─── MATERIAL FOR THE TASK

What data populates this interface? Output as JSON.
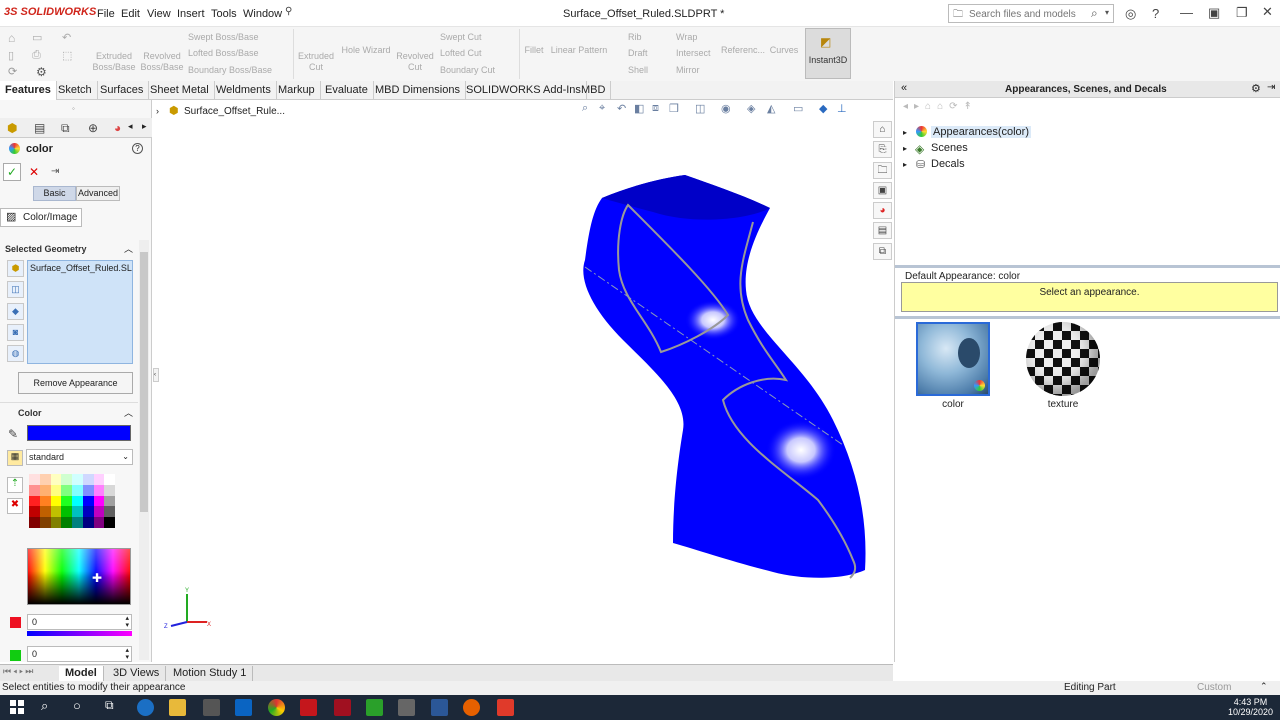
{
  "app": {
    "logo": "3S SOLIDWORKS",
    "menu": [
      "File",
      "Edit",
      "View",
      "Insert",
      "Tools",
      "Window"
    ],
    "document_title": "Surface_Offset_Ruled.SLDPRT *",
    "search_placeholder": "Search files and models"
  },
  "toolbar": {
    "extruded_boss": "Extruded Boss/Base",
    "revolved_boss": "Revolved Boss/Base",
    "swept_boss": "Swept Boss/Base",
    "lofted_boss": "Lofted Boss/Base",
    "boundary_boss": "Boundary Boss/Base",
    "extruded_cut": "Extruded Cut",
    "hole_wizard": "Hole Wizard",
    "revolved_cut": "Revolved Cut",
    "swept_cut": "Swept Cut",
    "lofted_cut": "Lofted Cut",
    "boundary_cut": "Boundary Cut",
    "fillet": "Fillet",
    "linear_pattern": "Linear Pattern",
    "rib": "Rib",
    "draft": "Draft",
    "shell": "Shell",
    "wrap": "Wrap",
    "intersect": "Intersect",
    "mirror": "Mirror",
    "reference": "Referenc...",
    "curves": "Curves",
    "instant3d": "Instant3D"
  },
  "tabs": [
    "Features",
    "Sketch",
    "Surfaces",
    "Sheet Metal",
    "Weldments",
    "Markup",
    "Evaluate",
    "MBD Dimensions",
    "SOLIDWORKS Add-Ins",
    "MBD"
  ],
  "property_manager": {
    "title": "color",
    "mode_basic": "Basic",
    "mode_advanced": "Advanced",
    "color_image_tab": "Color/Image",
    "selected_geometry_header": "Selected Geometry",
    "selected_item": "Surface_Offset_Ruled.SLDPRT",
    "remove_button": "Remove Appearance",
    "color_header": "Color",
    "color_value": "#0000FF",
    "swatch_set": "standard",
    "red_value": "0",
    "green_value": "0"
  },
  "graphics": {
    "breadcrumb": "Surface_Offset_Rule...",
    "model_color": "#0000FF"
  },
  "task_pane": {
    "title": "Appearances, Scenes, and Decals",
    "tree": [
      "Appearances(color)",
      "Scenes",
      "Decals"
    ],
    "default_appearance": "Default Appearance: color",
    "prompt": "Select an appearance.",
    "thumbnails": [
      {
        "label": "color"
      },
      {
        "label": "texture"
      }
    ]
  },
  "bottom_tabs": [
    "Model",
    "3D Views",
    "Motion Study 1"
  ],
  "status": {
    "message": "Select entities to modify their appearance",
    "mode": "Editing Part",
    "units": "Custom"
  },
  "taskbar": {
    "time": "4:43 PM",
    "date": "10/29/2020"
  }
}
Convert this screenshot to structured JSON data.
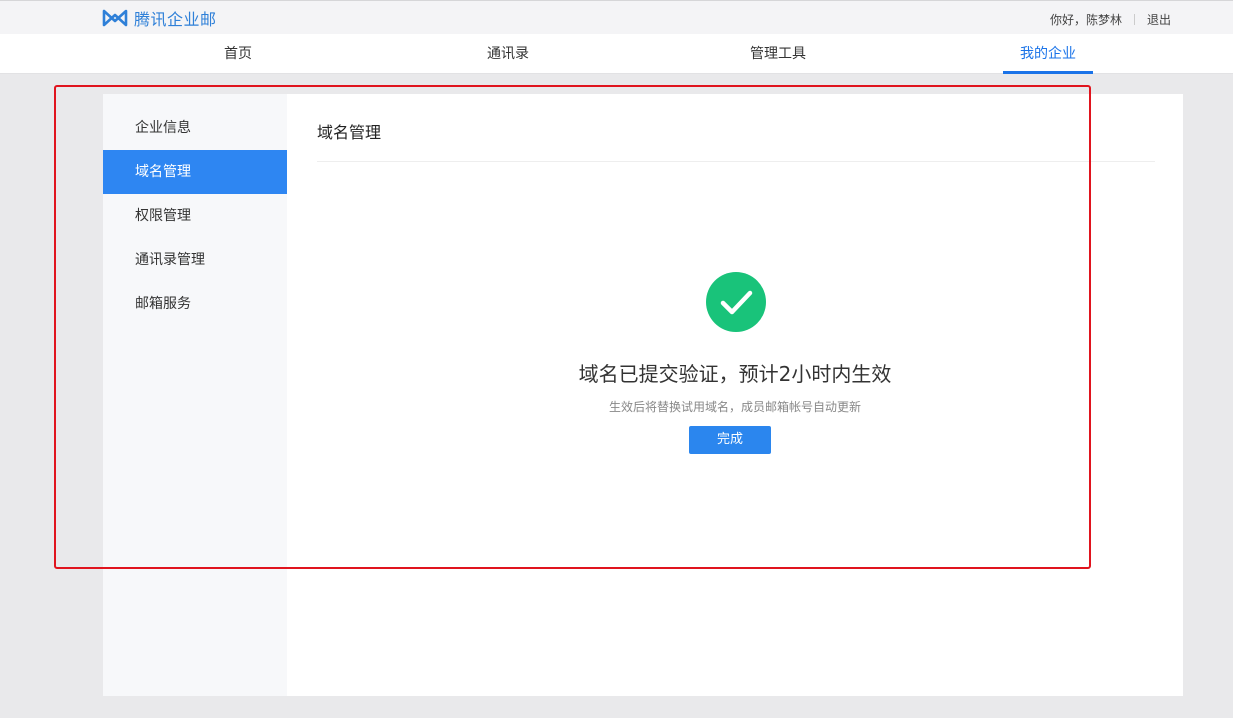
{
  "app": {
    "logo_text": "腾讯企业邮",
    "greeting": "你好，陈梦林",
    "logout": "退出",
    "brand_color": "#2f80d8"
  },
  "nav": {
    "items": [
      {
        "label": "首页"
      },
      {
        "label": "通讯录"
      },
      {
        "label": "管理工具"
      },
      {
        "label": "我的企业",
        "active": true
      }
    ],
    "accent": "#1a73e8"
  },
  "sidebar": {
    "items": [
      {
        "label": "企业信息"
      },
      {
        "label": "域名管理",
        "active": true
      },
      {
        "label": "权限管理"
      },
      {
        "label": "通讯录管理"
      },
      {
        "label": "邮箱服务"
      }
    ]
  },
  "content": {
    "title": "域名管理",
    "status_icon": "check-circle-icon",
    "status_color": "#19c37a",
    "headline": "域名已提交验证，预计2小时内生效",
    "subtext": "生效后将替换试用域名，成员邮箱帐号自动更新",
    "done_button": "完成"
  },
  "annotation": {
    "highlight_color": "#e0141e"
  }
}
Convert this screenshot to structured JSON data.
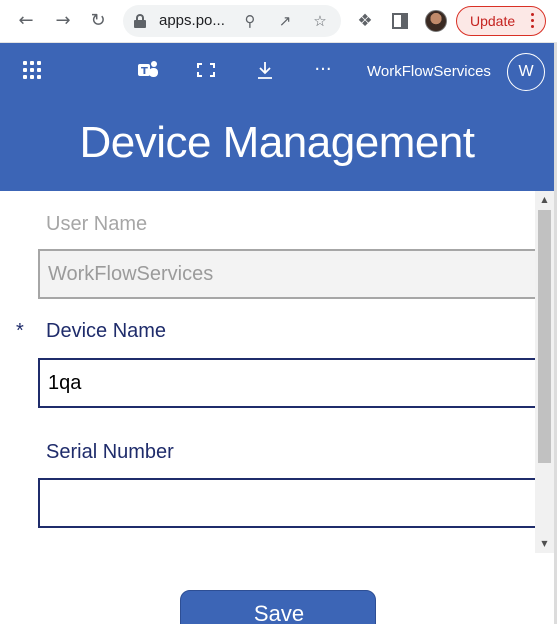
{
  "browser": {
    "back_icon": "arrow-left-icon",
    "forward_icon": "arrow-right-icon",
    "reload_icon": "reload-icon",
    "url": "apps.po...",
    "update_label": "Update"
  },
  "app_header": {
    "user_name": "WorkFlowServices",
    "avatar_initial": "W"
  },
  "page": {
    "title": "Device Management"
  },
  "form": {
    "user_name": {
      "label": "User Name",
      "value": "WorkFlowServices"
    },
    "device_name": {
      "required_marker": "*",
      "label": "Device Name",
      "value": "1qa"
    },
    "serial_number": {
      "label": "Serial Number",
      "value": ""
    },
    "save_label": "Save"
  },
  "colors": {
    "header_blue": "#3c65b6",
    "label_navy": "#1f2c6b",
    "update_red": "#c5221f"
  }
}
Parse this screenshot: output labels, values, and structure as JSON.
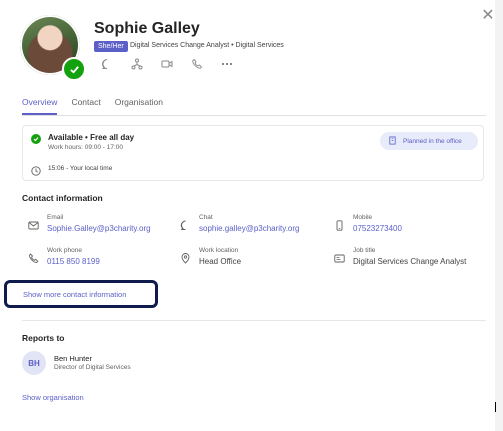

──────

Without the pictures, print the whole listing exactly as given.

What data populates this interface? Output as JSON.
{
  "app": {
    "logo": "3S SOLIDWORKS",
    "menu": [
      "File",
      "Edit",
      "View",
      "Insert",
      "Tools",
      "Window"
    ],
    "document_title": "Surface_Offset_Ruled.SLDPRT *",
    "search_placeholder": "Search files and models"
  },
  "toolbar": {
    "extruded_boss": "Extruded Boss/Base",
    "revolved_boss": "Revolved Boss/Base",
    "swept_boss": "Swept Boss/Base",
    "lofted_boss": "Lofted Boss/Base",
    "boundary_boss": "Boundary Boss/Base",
    "extruded_cut": "Extruded Cut",
    "hole_wizard": "Hole Wizard",
    "revolved_cut": "Revolved Cut",
    "swept_cut": "Swept Cut",
    "lofted_cut": "Lofted Cut",
    "boundary_cut": "Boundary Cut",
    "fillet": "Fillet",
    "linear_pattern": "Linear Pattern",
    "rib": "Rib",
    "draft": "Draft",
    "shell": "Shell",
    "wrap": "Wrap",
    "intersect": "Intersect",
    "mirror": "Mirror",
    "reference": "Referenc...",
    "curves": "Curves",
    "instant3d": "Instant3D"
  },
  "tabs": [
    "Features",
    "Sketch",
    "Surfaces",
    "Sheet Metal",
    "Weldments",
    "Markup",
    "Evaluate",
    "MBD Dimensions",
    "SOLIDWORKS Add-Ins",
    "MBD"
  ],
  "property_manager": {
    "title": "color",
    "mode_basic": "Basic",
    "mode_advanced": "Advanced",
    "color_image_tab": "Color/Image",
    "selected_geometry_header": "Selected Geometry",
    "selected_item": "Surface_Offset_Ruled.SLDPRT",
    "remove_button": "Remove Appearance",
    "color_header": "Color",
    "color_value": "#0000FF",
    "swatch_set": "standard",
    "red_value": "0",
    "green_value": "0"
  },
  "graphics": {
    "breadcrumb": "Surface_Offset_Rule...",
    "model_color": "#0000FF"
  },
  "task_pane": {
    "title": "Appearances, Scenes, and Decals",
    "tree": [
      "Appearances(color)",
      "Scenes",
      "Decals"
    ],
    "default_appearance": "Default Appearance: color",
    "prompt": "Select an appearance.",
    "thumbnails": [
      {
        "label": "color"
      },
      {
        "label": "texture"
      }
    ]
  },
  "bottom_tabs": [
    "Model",
    "3D Views",
    "Motion Study 1"
  ],
  "status": {
    "message": "Select entities to modify their appearance",
    "mode": "Editing Part",
    "units": "Custom"
  },
  "taskbar": {
    "time": "4:43 PM",
    "date": "10/29/2020"
  }
}
Convert this screenshot to structured JSON data.
{
  "app": {
    "logo_text": "腾讯企业邮",
    "greeting": "你好，陈梦林",
    "logout": "退出",
    "brand_color": "#2f80d8"
  },
  "nav": {
    "items": [
      {
        "label": "首页"
      },
      {
        "label": "通讯录"
      },
      {
        "label": "管理工具"
      },
      {
        "label": "我的企业",
        "active": true
      }
    ],
    "accent": "#1a73e8"
  },
  "sidebar": {
    "items": [
      {
        "label": "企业信息"
      },
      {
        "label": "域名管理",
        "active": true
      },
      {
        "label": "权限管理"
      },
      {
        "label": "通讯录管理"
      },
      {
        "label": "邮箱服务"
      }
    ]
  },
  "content": {
    "title": "域名管理",
    "status_icon": "check-circle-icon",
    "status_color": "#19c37a",
    "headline": "域名已提交验证，预计2小时内生效",
    "subtext": "生效后将替换试用域名，成员邮箱帐号自动更新",
    "done_button": "完成"
  },
  "annotation": {
    "highlight_color": "#e0141e"
  }
}
Convert this screenshot to structured JSON data.
{
  "browser": {
    "back_icon": "arrow-left-icon",
    "forward_icon": "arrow-right-icon",
    "reload_icon": "reload-icon",
    "url": "apps.po...",
    "update_label": "Update"
  },
  "app_header": {
    "user_name": "WorkFlowServices",
    "avatar_initial": "W"
  },
  "page": {
    "title": "Device Management"
  },
  "form": {
    "user_name": {
      "label": "User Name",
      "value": "WorkFlowServices"
    },
    "device_name": {
      "required_marker": "*",
      "label": "Device Name",
      "value": "1qa"
    },
    "serial_number": {
      "label": "Serial Number",
      "value": ""
    },
    "save_label": "Save"
  },
  "colors": {
    "header_blue": "#3c65b6",
    "label_navy": "#1f2c6b",
    "update_red": "#c5221f"
  }
}
Parse this screenshot: output labels, values, and structure as JSON.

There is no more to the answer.